(Extracted records)
Start

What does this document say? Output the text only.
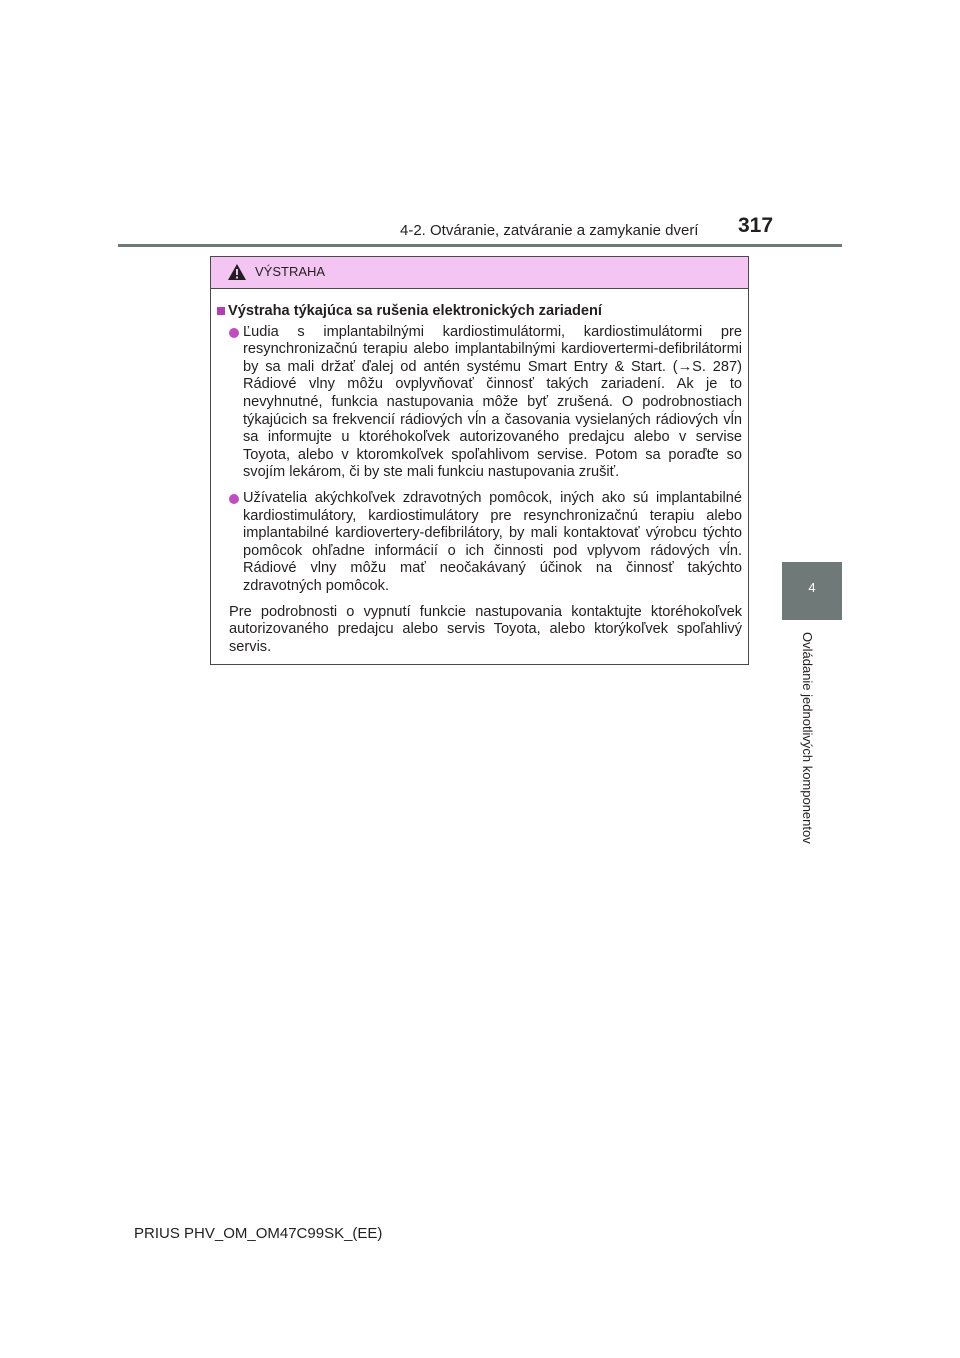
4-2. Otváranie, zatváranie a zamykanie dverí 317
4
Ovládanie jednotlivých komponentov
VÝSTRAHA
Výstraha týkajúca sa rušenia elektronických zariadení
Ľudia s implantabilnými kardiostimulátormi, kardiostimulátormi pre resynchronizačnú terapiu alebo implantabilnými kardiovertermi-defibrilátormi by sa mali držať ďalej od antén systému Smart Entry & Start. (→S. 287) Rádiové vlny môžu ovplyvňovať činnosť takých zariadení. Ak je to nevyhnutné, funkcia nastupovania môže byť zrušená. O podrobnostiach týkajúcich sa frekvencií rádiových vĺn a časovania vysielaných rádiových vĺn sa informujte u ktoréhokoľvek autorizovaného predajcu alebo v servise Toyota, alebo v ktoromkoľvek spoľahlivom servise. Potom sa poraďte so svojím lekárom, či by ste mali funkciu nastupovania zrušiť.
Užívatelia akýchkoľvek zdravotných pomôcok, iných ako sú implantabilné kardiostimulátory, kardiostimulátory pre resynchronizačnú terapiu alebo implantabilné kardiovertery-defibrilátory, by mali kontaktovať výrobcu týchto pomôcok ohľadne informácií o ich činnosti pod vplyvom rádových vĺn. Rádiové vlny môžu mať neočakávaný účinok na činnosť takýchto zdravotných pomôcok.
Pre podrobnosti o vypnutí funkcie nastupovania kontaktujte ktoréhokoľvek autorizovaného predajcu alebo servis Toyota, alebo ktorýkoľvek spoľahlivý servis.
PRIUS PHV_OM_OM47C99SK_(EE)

End
Start

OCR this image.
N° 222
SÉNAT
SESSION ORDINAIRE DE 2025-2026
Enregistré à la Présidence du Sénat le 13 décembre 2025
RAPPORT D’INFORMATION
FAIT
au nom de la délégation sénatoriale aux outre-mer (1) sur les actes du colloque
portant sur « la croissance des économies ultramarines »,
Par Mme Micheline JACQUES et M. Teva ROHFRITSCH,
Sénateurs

End

GIVEN INSTRUCTION:
Take each line containing the string "mali" and copy it out.

ANSWER TO THIS PROBLEM:
Ľudia s implantabilnými kardiostimulátormi, kardiostimulátormi pre resynchronizačnú terapiu alebo implantabilnými kardiovertermi-defibrilátormi by sa mali držať ďalej od antén systému Smart Entry & Start. (→S. 287) Rádiové vlny môžu ovplyvňovať činnosť takých zariadení. Ak je to nevyhnutné, funkcia nastupovania môže byť zrušená. O podrobnostiach týkajúcich sa frekvencií rádiových vĺn a časovania vysielaných rádiových vĺn sa informujte u ktoréhokoľvek autorizovaného predajcu alebo v servise Toyota, alebo v ktoromkoľvek spoľahlivom servise. Potom sa poraďte so svojím lekárom, či by ste mali funkciu nastupovania zrušiť.
Užívatelia akýchkoľvek zdravotných pomôcok, iných ako sú implantabilné kardiostimulátory, kardiostimulátory pre resynchronizačnú terapiu alebo implantabilné kardiovertery-defibrilátory, by mali kontaktovať výrobcu týchto pomôcok ohľadne informácií o ich činnosti pod vplyvom rádových vĺn. Rádiové vlny môžu mať neočakávaný účinok na činnosť takýchto zdravotných pomôcok.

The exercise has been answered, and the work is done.